**Task prompt**
Across the entries below, how many lines contain the word "ตรวจอ"? Give the number alone.

**Material supplied**
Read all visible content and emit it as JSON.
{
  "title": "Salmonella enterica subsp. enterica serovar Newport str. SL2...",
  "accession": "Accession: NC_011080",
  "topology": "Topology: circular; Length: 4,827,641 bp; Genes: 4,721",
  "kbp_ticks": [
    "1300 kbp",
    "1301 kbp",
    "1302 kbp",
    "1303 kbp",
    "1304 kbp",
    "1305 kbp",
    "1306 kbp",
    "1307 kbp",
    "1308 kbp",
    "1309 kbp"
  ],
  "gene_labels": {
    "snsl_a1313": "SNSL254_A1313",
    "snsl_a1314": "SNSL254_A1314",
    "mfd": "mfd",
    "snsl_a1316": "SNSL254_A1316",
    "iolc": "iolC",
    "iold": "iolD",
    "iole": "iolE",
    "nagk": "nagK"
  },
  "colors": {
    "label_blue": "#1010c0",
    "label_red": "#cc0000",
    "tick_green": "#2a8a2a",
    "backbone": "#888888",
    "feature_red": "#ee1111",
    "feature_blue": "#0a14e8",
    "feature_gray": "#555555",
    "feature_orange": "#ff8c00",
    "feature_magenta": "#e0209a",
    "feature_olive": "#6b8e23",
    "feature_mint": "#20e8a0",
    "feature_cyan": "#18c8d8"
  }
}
* * *
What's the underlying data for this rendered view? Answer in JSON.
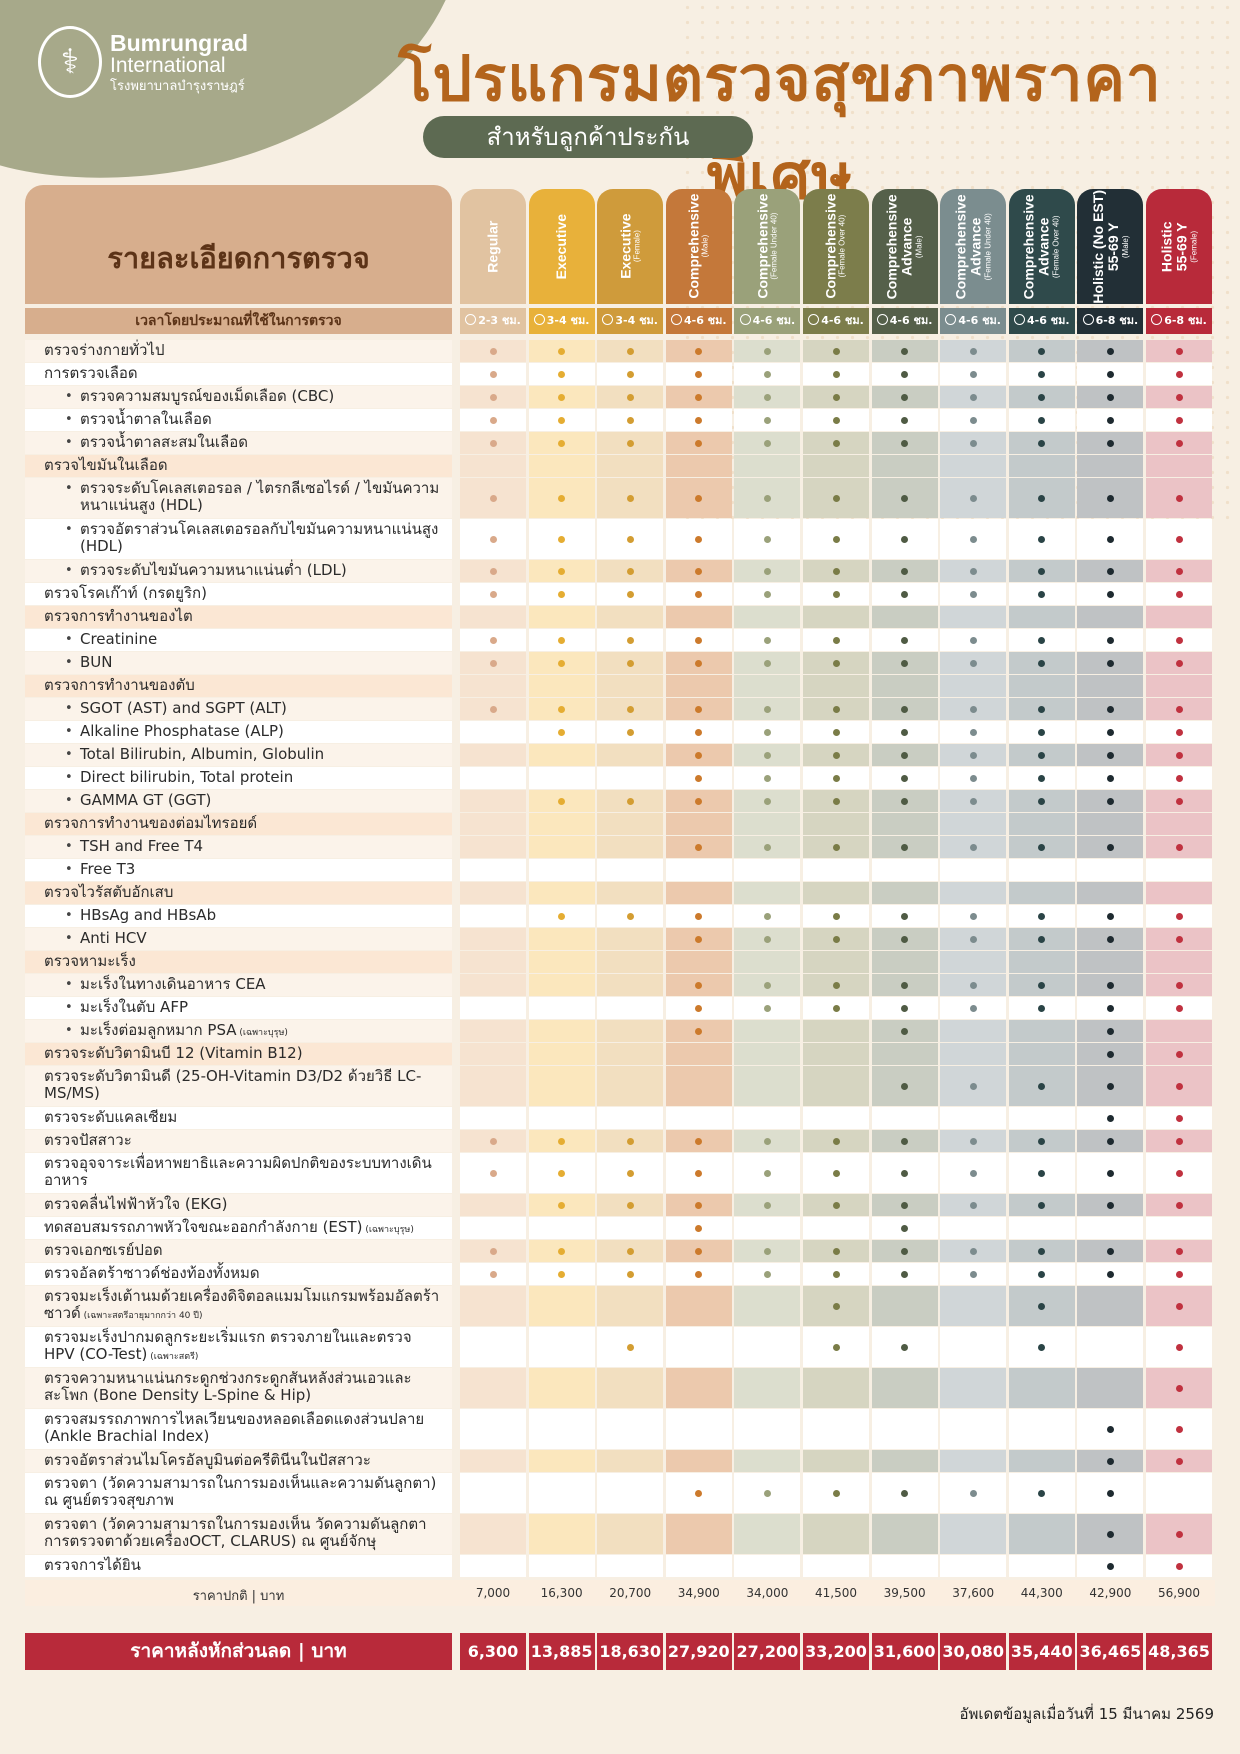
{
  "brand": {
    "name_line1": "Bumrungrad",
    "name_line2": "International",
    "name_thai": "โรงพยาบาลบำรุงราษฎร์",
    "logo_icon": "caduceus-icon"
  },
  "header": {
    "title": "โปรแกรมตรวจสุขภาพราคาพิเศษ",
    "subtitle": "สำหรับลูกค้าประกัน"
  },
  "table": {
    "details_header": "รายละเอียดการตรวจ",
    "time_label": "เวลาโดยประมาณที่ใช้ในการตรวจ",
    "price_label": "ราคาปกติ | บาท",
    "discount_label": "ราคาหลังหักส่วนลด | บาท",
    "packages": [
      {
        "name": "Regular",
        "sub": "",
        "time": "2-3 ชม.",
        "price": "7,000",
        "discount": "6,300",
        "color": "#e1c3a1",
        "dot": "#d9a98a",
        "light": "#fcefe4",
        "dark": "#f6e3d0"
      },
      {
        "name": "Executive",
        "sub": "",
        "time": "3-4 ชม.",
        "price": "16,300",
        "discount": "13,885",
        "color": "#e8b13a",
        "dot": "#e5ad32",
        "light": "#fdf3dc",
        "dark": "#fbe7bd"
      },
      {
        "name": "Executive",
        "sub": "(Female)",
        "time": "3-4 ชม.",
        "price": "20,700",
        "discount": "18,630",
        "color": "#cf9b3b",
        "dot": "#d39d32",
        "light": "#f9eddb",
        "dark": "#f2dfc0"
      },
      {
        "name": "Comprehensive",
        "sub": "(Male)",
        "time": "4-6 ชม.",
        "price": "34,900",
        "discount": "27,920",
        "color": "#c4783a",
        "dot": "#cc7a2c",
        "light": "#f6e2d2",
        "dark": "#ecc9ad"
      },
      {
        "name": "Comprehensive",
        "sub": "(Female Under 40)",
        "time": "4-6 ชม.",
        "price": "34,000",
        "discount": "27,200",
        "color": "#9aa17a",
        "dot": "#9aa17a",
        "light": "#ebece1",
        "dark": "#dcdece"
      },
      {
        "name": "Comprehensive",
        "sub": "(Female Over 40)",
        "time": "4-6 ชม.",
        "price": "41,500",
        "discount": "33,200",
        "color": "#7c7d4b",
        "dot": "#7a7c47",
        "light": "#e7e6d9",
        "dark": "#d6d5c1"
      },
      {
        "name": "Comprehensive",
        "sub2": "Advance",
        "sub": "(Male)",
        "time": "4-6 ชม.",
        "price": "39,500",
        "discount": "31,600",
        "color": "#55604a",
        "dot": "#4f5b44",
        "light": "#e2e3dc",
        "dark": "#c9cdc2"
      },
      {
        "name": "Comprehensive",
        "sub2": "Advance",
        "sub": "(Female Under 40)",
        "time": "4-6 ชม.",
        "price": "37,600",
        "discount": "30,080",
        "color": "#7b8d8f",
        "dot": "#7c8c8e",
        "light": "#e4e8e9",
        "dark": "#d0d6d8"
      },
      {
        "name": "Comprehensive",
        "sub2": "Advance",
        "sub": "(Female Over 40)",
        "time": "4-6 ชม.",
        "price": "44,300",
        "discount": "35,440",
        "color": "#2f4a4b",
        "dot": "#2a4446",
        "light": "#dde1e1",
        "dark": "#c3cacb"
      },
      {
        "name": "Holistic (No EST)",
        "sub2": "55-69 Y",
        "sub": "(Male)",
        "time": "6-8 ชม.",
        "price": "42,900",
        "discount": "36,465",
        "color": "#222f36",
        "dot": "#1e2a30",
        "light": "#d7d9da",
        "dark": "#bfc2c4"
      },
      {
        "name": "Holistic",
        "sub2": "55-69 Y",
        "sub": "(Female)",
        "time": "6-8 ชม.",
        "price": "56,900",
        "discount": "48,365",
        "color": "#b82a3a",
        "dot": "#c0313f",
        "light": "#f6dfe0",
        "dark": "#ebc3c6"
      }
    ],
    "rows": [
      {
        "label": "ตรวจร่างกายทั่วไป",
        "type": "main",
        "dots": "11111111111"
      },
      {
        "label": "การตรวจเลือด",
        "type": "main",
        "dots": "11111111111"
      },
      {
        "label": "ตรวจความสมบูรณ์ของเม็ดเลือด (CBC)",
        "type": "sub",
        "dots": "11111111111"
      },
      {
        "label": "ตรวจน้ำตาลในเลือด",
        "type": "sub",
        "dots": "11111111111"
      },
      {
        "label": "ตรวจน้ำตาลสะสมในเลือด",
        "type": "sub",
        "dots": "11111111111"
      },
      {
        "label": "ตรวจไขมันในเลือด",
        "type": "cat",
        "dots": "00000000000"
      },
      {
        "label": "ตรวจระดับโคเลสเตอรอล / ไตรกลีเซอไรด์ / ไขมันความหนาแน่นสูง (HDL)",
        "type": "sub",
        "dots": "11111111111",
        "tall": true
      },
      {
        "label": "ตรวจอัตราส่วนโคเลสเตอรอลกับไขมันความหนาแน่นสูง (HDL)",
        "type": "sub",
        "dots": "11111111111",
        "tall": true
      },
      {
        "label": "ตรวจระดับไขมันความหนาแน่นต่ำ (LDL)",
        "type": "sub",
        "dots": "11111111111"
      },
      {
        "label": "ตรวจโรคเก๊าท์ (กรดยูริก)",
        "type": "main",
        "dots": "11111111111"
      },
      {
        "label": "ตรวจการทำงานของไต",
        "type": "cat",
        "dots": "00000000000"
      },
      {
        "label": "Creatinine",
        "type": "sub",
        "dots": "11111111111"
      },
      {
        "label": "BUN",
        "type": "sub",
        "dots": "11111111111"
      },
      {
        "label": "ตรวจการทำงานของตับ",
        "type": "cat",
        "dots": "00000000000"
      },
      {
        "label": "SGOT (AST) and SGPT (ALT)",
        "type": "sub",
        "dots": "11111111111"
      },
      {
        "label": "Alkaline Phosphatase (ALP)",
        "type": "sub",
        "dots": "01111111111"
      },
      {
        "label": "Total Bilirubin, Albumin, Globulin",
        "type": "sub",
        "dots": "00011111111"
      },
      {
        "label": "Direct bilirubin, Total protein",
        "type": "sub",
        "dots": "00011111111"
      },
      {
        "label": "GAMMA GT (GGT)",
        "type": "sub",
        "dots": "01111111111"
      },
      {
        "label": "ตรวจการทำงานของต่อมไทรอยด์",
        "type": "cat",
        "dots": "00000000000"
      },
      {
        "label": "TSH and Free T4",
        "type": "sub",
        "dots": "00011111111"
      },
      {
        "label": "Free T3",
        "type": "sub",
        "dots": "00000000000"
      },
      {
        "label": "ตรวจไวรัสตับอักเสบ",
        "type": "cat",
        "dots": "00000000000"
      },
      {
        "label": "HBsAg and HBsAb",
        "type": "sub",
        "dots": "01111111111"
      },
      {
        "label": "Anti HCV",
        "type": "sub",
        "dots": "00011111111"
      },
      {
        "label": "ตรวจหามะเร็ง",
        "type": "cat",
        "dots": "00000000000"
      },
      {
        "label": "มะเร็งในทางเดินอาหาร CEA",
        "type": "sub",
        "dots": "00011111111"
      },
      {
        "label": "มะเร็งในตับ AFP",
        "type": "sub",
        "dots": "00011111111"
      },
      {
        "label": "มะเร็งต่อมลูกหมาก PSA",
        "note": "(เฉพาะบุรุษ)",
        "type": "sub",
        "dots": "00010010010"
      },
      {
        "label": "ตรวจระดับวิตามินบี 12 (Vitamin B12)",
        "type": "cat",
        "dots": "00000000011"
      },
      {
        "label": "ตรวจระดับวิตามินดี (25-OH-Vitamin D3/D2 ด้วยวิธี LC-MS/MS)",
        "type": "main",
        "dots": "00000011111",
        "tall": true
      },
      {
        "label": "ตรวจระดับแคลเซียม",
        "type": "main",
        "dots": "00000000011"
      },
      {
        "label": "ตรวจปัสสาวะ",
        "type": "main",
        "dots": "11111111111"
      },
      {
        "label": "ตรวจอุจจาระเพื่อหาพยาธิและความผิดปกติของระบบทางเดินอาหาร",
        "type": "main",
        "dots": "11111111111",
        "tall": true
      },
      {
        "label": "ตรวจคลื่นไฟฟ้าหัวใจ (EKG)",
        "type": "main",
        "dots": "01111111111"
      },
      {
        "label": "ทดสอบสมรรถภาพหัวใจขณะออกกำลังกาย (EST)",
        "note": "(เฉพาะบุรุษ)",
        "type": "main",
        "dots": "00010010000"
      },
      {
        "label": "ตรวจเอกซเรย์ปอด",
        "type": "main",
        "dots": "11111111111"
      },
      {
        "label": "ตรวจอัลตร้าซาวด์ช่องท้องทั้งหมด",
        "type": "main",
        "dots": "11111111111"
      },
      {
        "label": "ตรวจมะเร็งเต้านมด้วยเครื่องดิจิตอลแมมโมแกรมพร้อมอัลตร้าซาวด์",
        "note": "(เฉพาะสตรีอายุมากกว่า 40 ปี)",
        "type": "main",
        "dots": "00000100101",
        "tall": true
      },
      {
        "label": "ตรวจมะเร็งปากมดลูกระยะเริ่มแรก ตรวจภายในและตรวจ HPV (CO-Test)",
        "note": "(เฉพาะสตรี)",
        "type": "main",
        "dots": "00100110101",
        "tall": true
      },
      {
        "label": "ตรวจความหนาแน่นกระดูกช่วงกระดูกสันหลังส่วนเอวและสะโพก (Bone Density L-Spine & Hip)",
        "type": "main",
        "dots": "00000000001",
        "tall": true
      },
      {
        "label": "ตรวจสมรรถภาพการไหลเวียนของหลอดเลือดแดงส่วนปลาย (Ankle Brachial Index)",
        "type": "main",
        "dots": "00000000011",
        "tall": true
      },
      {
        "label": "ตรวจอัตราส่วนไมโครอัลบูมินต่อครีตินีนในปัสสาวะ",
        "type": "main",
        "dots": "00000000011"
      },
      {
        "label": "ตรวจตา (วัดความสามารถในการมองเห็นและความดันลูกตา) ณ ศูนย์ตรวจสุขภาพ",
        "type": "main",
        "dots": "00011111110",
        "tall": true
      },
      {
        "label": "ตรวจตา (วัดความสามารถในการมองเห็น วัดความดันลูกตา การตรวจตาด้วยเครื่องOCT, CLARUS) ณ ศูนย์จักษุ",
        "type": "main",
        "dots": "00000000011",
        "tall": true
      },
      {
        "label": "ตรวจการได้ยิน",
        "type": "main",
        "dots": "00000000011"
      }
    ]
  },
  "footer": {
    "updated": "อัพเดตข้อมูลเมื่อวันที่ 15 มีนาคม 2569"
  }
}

**Solution below**
4